== Entries

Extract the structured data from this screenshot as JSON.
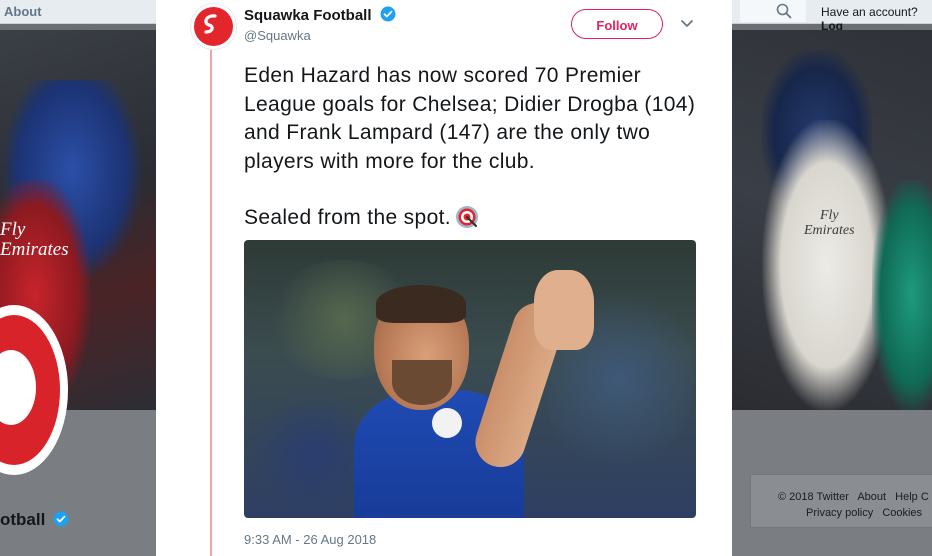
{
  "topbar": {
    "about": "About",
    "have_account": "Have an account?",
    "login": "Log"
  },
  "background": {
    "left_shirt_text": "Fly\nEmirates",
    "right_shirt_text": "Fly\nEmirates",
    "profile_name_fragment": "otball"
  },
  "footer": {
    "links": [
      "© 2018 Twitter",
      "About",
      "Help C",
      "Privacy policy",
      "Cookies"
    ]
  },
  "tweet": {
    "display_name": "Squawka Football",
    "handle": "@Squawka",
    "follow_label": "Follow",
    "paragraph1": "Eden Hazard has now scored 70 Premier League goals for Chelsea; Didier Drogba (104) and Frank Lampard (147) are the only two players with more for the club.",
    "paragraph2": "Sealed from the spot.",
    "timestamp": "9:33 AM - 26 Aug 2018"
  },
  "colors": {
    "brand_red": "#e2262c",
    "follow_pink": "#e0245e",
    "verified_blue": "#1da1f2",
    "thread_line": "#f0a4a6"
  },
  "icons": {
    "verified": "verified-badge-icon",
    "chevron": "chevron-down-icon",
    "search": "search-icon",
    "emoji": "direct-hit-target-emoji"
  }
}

====

• Exercise details
Go back to the records above and write them out exactly, without the pictures.

• Correct response
Extract the structured data from this screenshot as JSON.
{
  "topbar": {
    "about": "About",
    "have_account": "Have an account?",
    "login": "Log"
  },
  "background": {
    "left_shirt_text": "Fly\nEmirates",
    "right_shirt_text": "Fly\nEmirates",
    "profile_name_fragment": "otball"
  },
  "footer": {
    "links": [
      "© 2018 Twitter",
      "About",
      "Help C",
      "Privacy policy",
      "Cookies"
    ]
  },
  "tweet": {
    "display_name": "Squawka Football",
    "handle": "@Squawka",
    "follow_label": "Follow",
    "paragraph1": "Eden Hazard has now scored 70 Premier League goals for Chelsea; Didier Drogba (104) and Frank Lampard (147) are the only two players with more for the club.",
    "paragraph2": "Sealed from the spot.",
    "timestamp": "9:33 AM - 26 Aug 2018"
  },
  "colors": {
    "brand_red": "#e2262c",
    "follow_pink": "#e0245e",
    "verified_blue": "#1da1f2",
    "thread_line": "#f0a4a6"
  },
  "icons": {
    "verified": "verified-badge-icon",
    "chevron": "chevron-down-icon",
    "search": "search-icon",
    "emoji": "direct-hit-target-emoji"
  }
}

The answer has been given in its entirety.